Records for the exercise:
+===+

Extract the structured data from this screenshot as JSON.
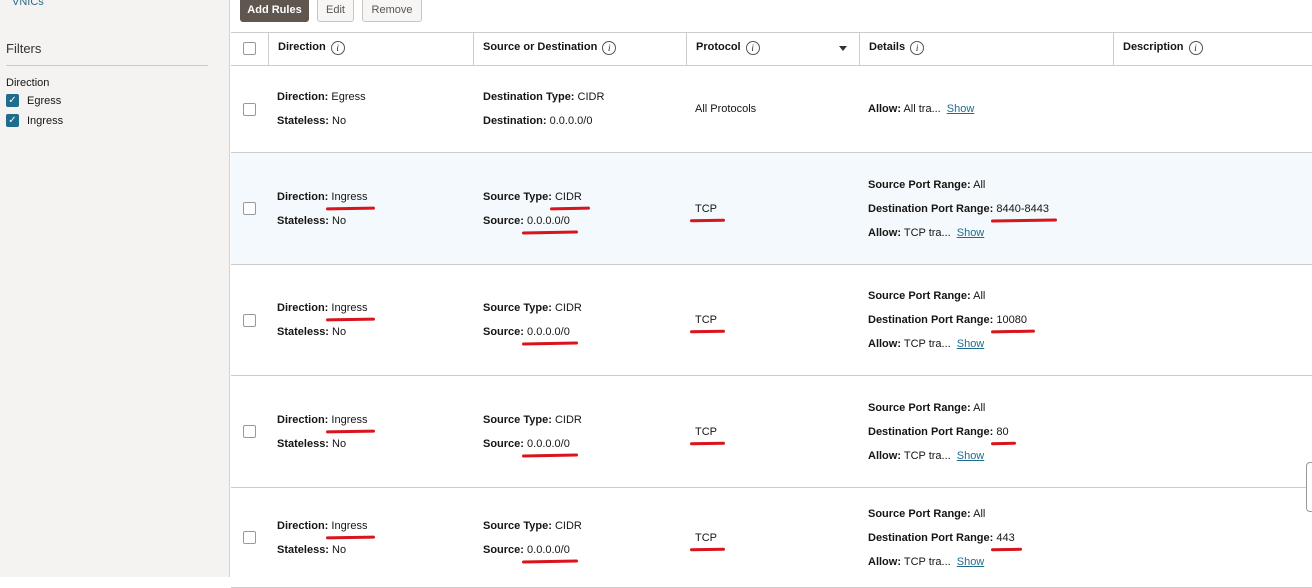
{
  "sidebar": {
    "link": "VNICs",
    "filters_title": "Filters",
    "direction_label": "Direction",
    "options": [
      {
        "label": "Egress",
        "checked": true
      },
      {
        "label": "Ingress",
        "checked": true
      }
    ]
  },
  "toolbar": {
    "add": "Add Rules",
    "edit": "Edit",
    "remove": "Remove"
  },
  "columns": [
    "Direction",
    "Source or Destination",
    "Protocol",
    "Details",
    "Description"
  ],
  "labels": {
    "direction": "Direction:",
    "stateless": "Stateless:",
    "dest_type": "Destination Type:",
    "dest": "Destination:",
    "src_type": "Source Type:",
    "src": "Source:",
    "spr": "Source Port Range:",
    "dpr": "Destination Port Range:",
    "allow": "Allow:",
    "show": "Show"
  },
  "rows": [
    {
      "direction": "Egress",
      "stateless": "No",
      "type": "CIDR",
      "addr": "0.0.0.0/0",
      "protocol": "All Protocols",
      "allow": "All tra..."
    },
    {
      "direction": "Ingress",
      "stateless": "No",
      "type": "CIDR",
      "addr": "0.0.0.0/0",
      "protocol": "TCP",
      "spr": "All",
      "dpr": "8440-8443",
      "allow": "TCP tra..."
    },
    {
      "direction": "Ingress",
      "stateless": "No",
      "type": "CIDR",
      "addr": "0.0.0.0/0",
      "protocol": "TCP",
      "spr": "All",
      "dpr": "10080",
      "allow": "TCP tra..."
    },
    {
      "direction": "Ingress",
      "stateless": "No",
      "type": "CIDR",
      "addr": "0.0.0.0/0",
      "protocol": "TCP",
      "spr": "All",
      "dpr": "80",
      "allow": "TCP tra..."
    },
    {
      "direction": "Ingress",
      "stateless": "No",
      "type": "CIDR",
      "addr": "0.0.0.0/0",
      "protocol": "TCP",
      "spr": "All",
      "dpr": "443",
      "allow": "TCP tra..."
    }
  ],
  "colors": {
    "primary_button": "#5f5650",
    "link": "#1f6c8f",
    "annotation": "#d8141c",
    "highlight_row": "#f3f9fc"
  }
}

+===+

Exercise directions: Copy out the lines in which the string "Range" appears.

Full response:
    "spr": "Source Port Range:",
    "dpr": "Destination Port Range:",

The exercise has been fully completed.